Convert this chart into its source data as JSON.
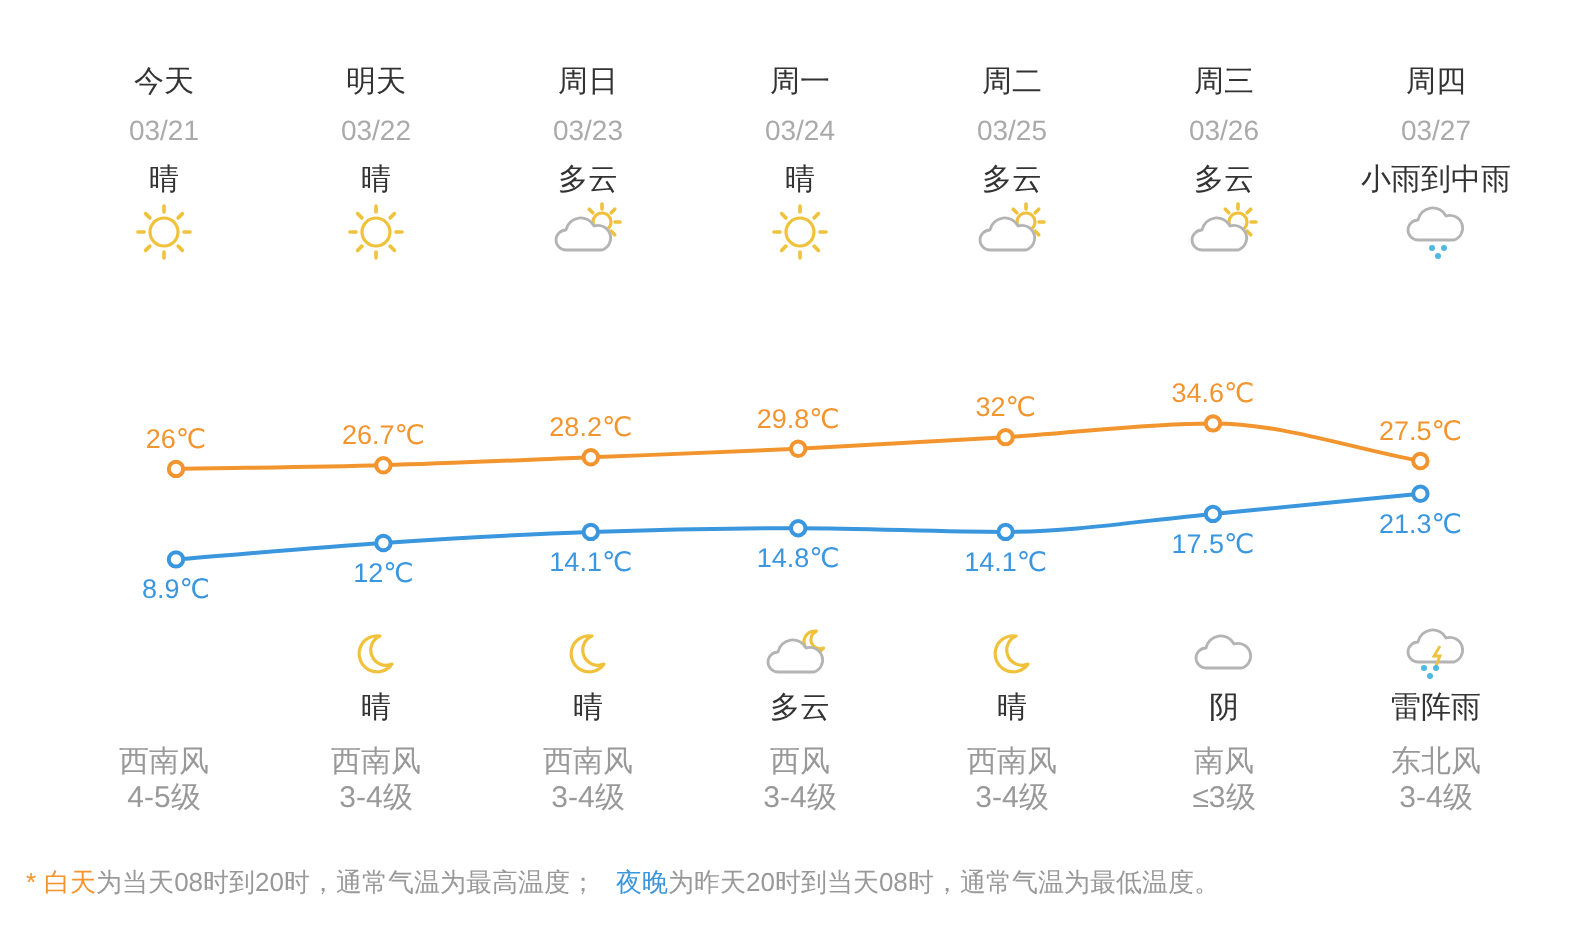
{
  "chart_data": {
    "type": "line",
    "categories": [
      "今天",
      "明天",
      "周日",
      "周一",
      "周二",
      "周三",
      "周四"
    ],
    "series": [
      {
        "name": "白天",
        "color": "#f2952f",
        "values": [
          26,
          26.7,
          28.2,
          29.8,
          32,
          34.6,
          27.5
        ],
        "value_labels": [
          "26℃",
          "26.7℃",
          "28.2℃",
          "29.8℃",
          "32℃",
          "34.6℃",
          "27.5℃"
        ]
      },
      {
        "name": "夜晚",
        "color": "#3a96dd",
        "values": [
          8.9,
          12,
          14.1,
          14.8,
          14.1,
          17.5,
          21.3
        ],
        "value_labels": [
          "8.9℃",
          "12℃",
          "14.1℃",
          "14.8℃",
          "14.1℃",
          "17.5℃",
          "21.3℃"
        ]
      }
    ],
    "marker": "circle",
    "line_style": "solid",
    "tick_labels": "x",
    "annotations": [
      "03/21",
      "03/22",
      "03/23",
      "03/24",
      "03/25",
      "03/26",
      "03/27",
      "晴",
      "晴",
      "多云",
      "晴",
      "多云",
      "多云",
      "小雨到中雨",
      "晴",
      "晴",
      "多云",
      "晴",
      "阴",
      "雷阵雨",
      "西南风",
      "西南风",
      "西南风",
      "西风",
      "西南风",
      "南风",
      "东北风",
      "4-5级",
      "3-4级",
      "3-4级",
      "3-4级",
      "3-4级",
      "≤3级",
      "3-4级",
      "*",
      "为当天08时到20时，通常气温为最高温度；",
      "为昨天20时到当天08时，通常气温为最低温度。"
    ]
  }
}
------------------------------------------------------------------------
» **WHAT THIS TASK INVOLVES**:
Without the pictures, extract every entry verbatim.

» **SOLUTION**:
Convert this chart into its source data as JSON.
{
  "chart_data": {
    "type": "line",
    "categories": [
      "今天",
      "明天",
      "周日",
      "周一",
      "周二",
      "周三",
      "周四"
    ],
    "series": [
      {
        "name": "白天",
        "color": "#f2952f",
        "values": [
          26,
          26.7,
          28.2,
          29.8,
          32,
          34.6,
          27.5
        ],
        "value_labels": [
          "26℃",
          "26.7℃",
          "28.2℃",
          "29.8℃",
          "32℃",
          "34.6℃",
          "27.5℃"
        ]
      },
      {
        "name": "夜晚",
        "color": "#3a96dd",
        "values": [
          8.9,
          12,
          14.1,
          14.8,
          14.1,
          17.5,
          21.3
        ],
        "value_labels": [
          "8.9℃",
          "12℃",
          "14.1℃",
          "14.8℃",
          "14.1℃",
          "17.5℃",
          "21.3℃"
        ]
      }
    ],
    "marker": "circle",
    "line_style": "solid",
    "tick_labels": "x",
    "annotations": [
      "03/21",
      "03/22",
      "03/23",
      "03/24",
      "03/25",
      "03/26",
      "03/27",
      "晴",
      "晴",
      "多云",
      "晴",
      "多云",
      "多云",
      "小雨到中雨",
      "晴",
      "晴",
      "多云",
      "晴",
      "阴",
      "雷阵雨",
      "西南风",
      "西南风",
      "西南风",
      "西风",
      "西南风",
      "南风",
      "东北风",
      "4-5级",
      "3-4级",
      "3-4级",
      "3-4级",
      "3-4级",
      "≤3级",
      "3-4级",
      "*",
      "为当天08时到20时，通常气温为最高温度；",
      "为昨天20时到当天08时，通常气温为最低温度。"
    ]
  }
}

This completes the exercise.